**Exercise brief:** Could you copy the records below, substituting "color-swatch" for every "legend-swatch" and keeping everything else the same, with the pictures left out?

**Data for this task:**
☆ ☆ ☆ ☆ ☆ ☆ ☆
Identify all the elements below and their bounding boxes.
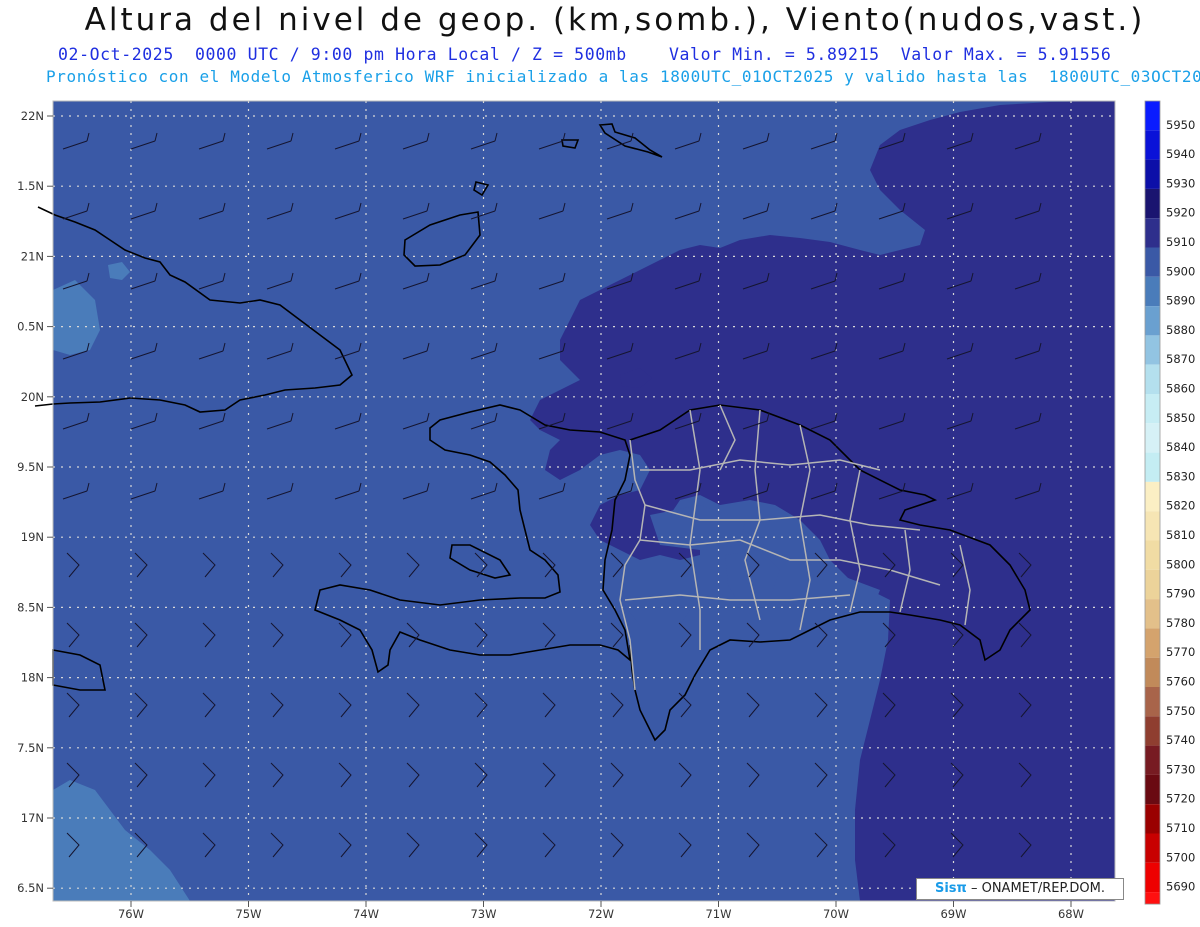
- legend-label: 5910: [1166, 235, 1195, 249]
- legend-label: 5950: [1166, 118, 1195, 132]
- legend-label: 5760: [1166, 675, 1195, 689]
- legend-label: 5820: [1166, 499, 1195, 513]
- lat-tick-label: 22N: [21, 109, 44, 123]
- legend-swatch: [1145, 276, 1160, 307]
- legend-swatch: [1145, 247, 1160, 277]
- legend-swatch: [1145, 394, 1160, 424]
- lat-tick-label: 21N: [21, 249, 44, 263]
- credit-brand: Sisπ: [934, 881, 967, 896]
- legend-swatch: [1145, 599, 1160, 629]
- legend-swatch: [1145, 774, 1160, 805]
- legend-swatch: [1145, 306, 1160, 336]
- legend-label: 5720: [1166, 792, 1195, 806]
- legend-swatch: [1145, 804, 1160, 834]
- legend-label: 5930: [1166, 176, 1195, 190]
- map-area: [34, 101, 1115, 901]
- lon-tick-label: 73W: [470, 907, 496, 921]
- legend-swatch: [1145, 218, 1160, 248]
- lat-tick-label: 17N: [21, 811, 44, 825]
- lat-tick-label: 1.5N: [17, 179, 44, 193]
- legend-label: 5900: [1166, 264, 1195, 278]
- legend-label: 5790: [1166, 587, 1195, 601]
- legend-swatch: [1145, 628, 1160, 658]
- legend-swatch: [1145, 687, 1160, 717]
- legend-swatch: [1145, 862, 1160, 893]
- legend-swatch: [1145, 745, 1160, 775]
- legend-label: 5870: [1166, 352, 1195, 366]
- legend-label: 5690: [1166, 880, 1195, 894]
- legend-swatch: [1145, 335, 1160, 365]
- legend-label: 5800: [1166, 557, 1195, 571]
- legend-label: 5770: [1166, 645, 1195, 659]
- legend-swatch: [1145, 481, 1160, 512]
- legend-swatch: [1145, 657, 1160, 687]
- lat-tick-label: 20N: [21, 390, 44, 404]
- credit-text: – ONAMET/REP.DOM.: [970, 881, 1105, 896]
- legend-swatch: [1145, 716, 1160, 746]
- legend-label: 5740: [1166, 733, 1195, 747]
- lon-tick-label: 76W: [118, 907, 144, 921]
- legend-label: 5940: [1166, 147, 1195, 161]
- latitude-axis: 22N 1.5N 21N 0.5N 20N 9.5N 19N 8.5N 18N 7.5N 17N 6.…: [17, 109, 53, 895]
- legend-swatch: [1145, 540, 1160, 570]
- lat-tick-label: 19N: [21, 530, 44, 544]
- lat-tick-label: 7.5N: [17, 741, 44, 755]
- lon-tick-label: 69W: [940, 907, 966, 921]
- legend-swatch: [1145, 423, 1160, 453]
- legend-swatch: [1145, 188, 1160, 219]
- legend-label: 5840: [1166, 440, 1195, 454]
- legend-swatch: [1145, 101, 1160, 131]
- legend-swatch: [1145, 452, 1160, 482]
- legend-swatch: [1145, 892, 1160, 905]
- legend-swatch: [1145, 364, 1160, 394]
- legend-label: 5830: [1166, 469, 1195, 483]
- legend-label: 5850: [1166, 411, 1195, 425]
- legend-label: 5920: [1166, 206, 1195, 220]
- credit-box: Sisπ – ONAMET/REP.DOM.: [916, 878, 1124, 900]
- map-figure: 22N 1.5N 21N 0.5N 20N 9.5N 19N 8.5N 18N 7.5N 17N 6.…: [17, 100, 1195, 921]
- lon-tick-label: 70W: [823, 907, 849, 921]
- lat-tick-label: 0.5N: [17, 320, 44, 334]
- legend-label: 5860: [1166, 382, 1195, 396]
- lat-tick-label: 8.5N: [17, 600, 44, 614]
- legend-swatch: [1145, 833, 1160, 863]
- lon-tick-label: 75W: [235, 907, 261, 921]
- legend-swatch: [1145, 130, 1160, 160]
- legend-label: 5730: [1166, 762, 1195, 776]
- lon-tick-label: 74W: [353, 907, 379, 921]
- legend-label: 5750: [1166, 704, 1195, 718]
- lat-tick-label: 9.5N: [17, 460, 44, 474]
- color-legend: 5950 5940 5930 5920 5910 5900 5890 5880 5870 5860…: [1144, 100, 1195, 905]
- legend-swatch: [1145, 569, 1160, 600]
- lat-tick-label: 18N: [21, 671, 44, 685]
- legend-label: 5710: [1166, 821, 1195, 835]
- legend-label: 5700: [1166, 850, 1195, 864]
- legend-swatch: [1145, 511, 1160, 541]
- lat-tick-label: 6.5N: [17, 881, 44, 895]
- legend-label: 5780: [1166, 616, 1195, 630]
- lon-tick-label: 68W: [1058, 907, 1084, 921]
- longitude-axis: 76W 75W 74W 73W 72W 71W 70W 69W 68W: [118, 901, 1084, 921]
- legend-label: 5810: [1166, 528, 1195, 542]
- lon-tick-label: 71W: [705, 907, 731, 921]
- legend-swatch: [1145, 159, 1160, 189]
- legend-label: 5890: [1166, 294, 1195, 308]
- lon-tick-label: 72W: [588, 907, 614, 921]
- legend-label: 5880: [1166, 323, 1195, 337]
☆ ☆ ☆ ☆ ☆ ☆ ☆
**Complete output:**
Identify all the elements below and their bounding boxes.
- legend-label: 5910: [1166, 235, 1195, 249]
- legend-label: 5950: [1166, 118, 1195, 132]
- legend-label: 5760: [1166, 675, 1195, 689]
- legend-label: 5820: [1166, 499, 1195, 513]
- lat-tick-label: 22N: [21, 109, 44, 123]
- color-swatch: [1145, 276, 1160, 307]
- color-swatch: [1145, 247, 1160, 277]
- color-swatch: [1145, 394, 1160, 424]
- lat-tick-label: 21N: [21, 249, 44, 263]
- credit-brand: Sisπ: [934, 881, 967, 896]
- color-swatch: [1145, 599, 1160, 629]
- color-swatch: [1145, 774, 1160, 805]
- color-swatch: [1145, 306, 1160, 336]
- legend-label: 5720: [1166, 792, 1195, 806]
- color-swatch: [1145, 804, 1160, 834]
- legend-label: 5930: [1166, 176, 1195, 190]
- map-area: [34, 101, 1115, 901]
- lon-tick-label: 73W: [470, 907, 496, 921]
- color-swatch: [1145, 218, 1160, 248]
- lat-tick-label: 17N: [21, 811, 44, 825]
- lat-tick-label: 1.5N: [17, 179, 44, 193]
- legend-label: 5900: [1166, 264, 1195, 278]
- legend-label: 5790: [1166, 587, 1195, 601]
- color-swatch: [1145, 628, 1160, 658]
- color-swatch: [1145, 687, 1160, 717]
- color-swatch: [1145, 862, 1160, 893]
- color-swatch: [1145, 745, 1160, 775]
- legend-label: 5870: [1166, 352, 1195, 366]
- legend-label: 5690: [1166, 880, 1195, 894]
- color-swatch: [1145, 335, 1160, 365]
- legend-label: 5800: [1166, 557, 1195, 571]
- legend-label: 5770: [1166, 645, 1195, 659]
- color-swatch: [1145, 481, 1160, 512]
- color-swatch: [1145, 657, 1160, 687]
- lat-tick-label: 20N: [21, 390, 44, 404]
- credit-text: – ONAMET/REP.DOM.: [970, 881, 1105, 896]
- color-swatch: [1145, 716, 1160, 746]
- legend-label: 5740: [1166, 733, 1195, 747]
- lon-tick-label: 76W: [118, 907, 144, 921]
- legend-label: 5940: [1166, 147, 1195, 161]
- latitude-axis: 22N 1.5N 21N 0.5N 20N 9.5N 19N 8.5N 18N 7.5N 17N 6.…: [17, 109, 53, 895]
- color-swatch: [1145, 540, 1160, 570]
- lat-tick-label: 19N: [21, 530, 44, 544]
- lat-tick-label: 7.5N: [17, 741, 44, 755]
- lon-tick-label: 69W: [940, 907, 966, 921]
- color-swatch: [1145, 423, 1160, 453]
- color-swatch: [1145, 188, 1160, 219]
- legend-label: 5840: [1166, 440, 1195, 454]
- color-swatch: [1145, 101, 1160, 131]
- color-swatch: [1145, 452, 1160, 482]
- color-swatch: [1145, 892, 1160, 905]
- color-swatch: [1145, 364, 1160, 394]
- legend-label: 5830: [1166, 469, 1195, 483]
- legend-label: 5850: [1166, 411, 1195, 425]
- legend-label: 5920: [1166, 206, 1195, 220]
- credit-box: Sisπ – ONAMET/REP.DOM.: [916, 878, 1124, 900]
- map-figure: 22N 1.5N 21N 0.5N 20N 9.5N 19N 8.5N 18N 7.5N 17N 6.…: [17, 100, 1195, 921]
- lon-tick-label: 70W: [823, 907, 849, 921]
- lat-tick-label: 0.5N: [17, 320, 44, 334]
- legend-label: 5860: [1166, 382, 1195, 396]
- lat-tick-label: 8.5N: [17, 600, 44, 614]
- color-swatch: [1145, 833, 1160, 863]
- lon-tick-label: 75W: [235, 907, 261, 921]
- color-swatch: [1145, 130, 1160, 160]
- legend-label: 5730: [1166, 762, 1195, 776]
- lon-tick-label: 74W: [353, 907, 379, 921]
- legend-label: 5750: [1166, 704, 1195, 718]
- lat-tick-label: 9.5N: [17, 460, 44, 474]
- color-legend: 5950 5940 5930 5920 5910 5900 5890 5880 5870 5860…: [1144, 100, 1195, 905]
- color-swatch: [1145, 569, 1160, 600]
- lat-tick-label: 18N: [21, 671, 44, 685]
- legend-label: 5710: [1166, 821, 1195, 835]
- legend-label: 5700: [1166, 850, 1195, 864]
- color-swatch: [1145, 511, 1160, 541]
- lat-tick-label: 6.5N: [17, 881, 44, 895]
- legend-label: 5780: [1166, 616, 1195, 630]
- lon-tick-label: 68W: [1058, 907, 1084, 921]
- longitude-axis: 76W 75W 74W 73W 72W 71W 70W 69W 68W: [118, 901, 1084, 921]
- legend-label: 5810: [1166, 528, 1195, 542]
- lon-tick-label: 71W: [705, 907, 731, 921]
- color-swatch: [1145, 159, 1160, 189]
- legend-label: 5890: [1166, 294, 1195, 308]
- lon-tick-label: 72W: [588, 907, 614, 921]
- legend-label: 5880: [1166, 323, 1195, 337]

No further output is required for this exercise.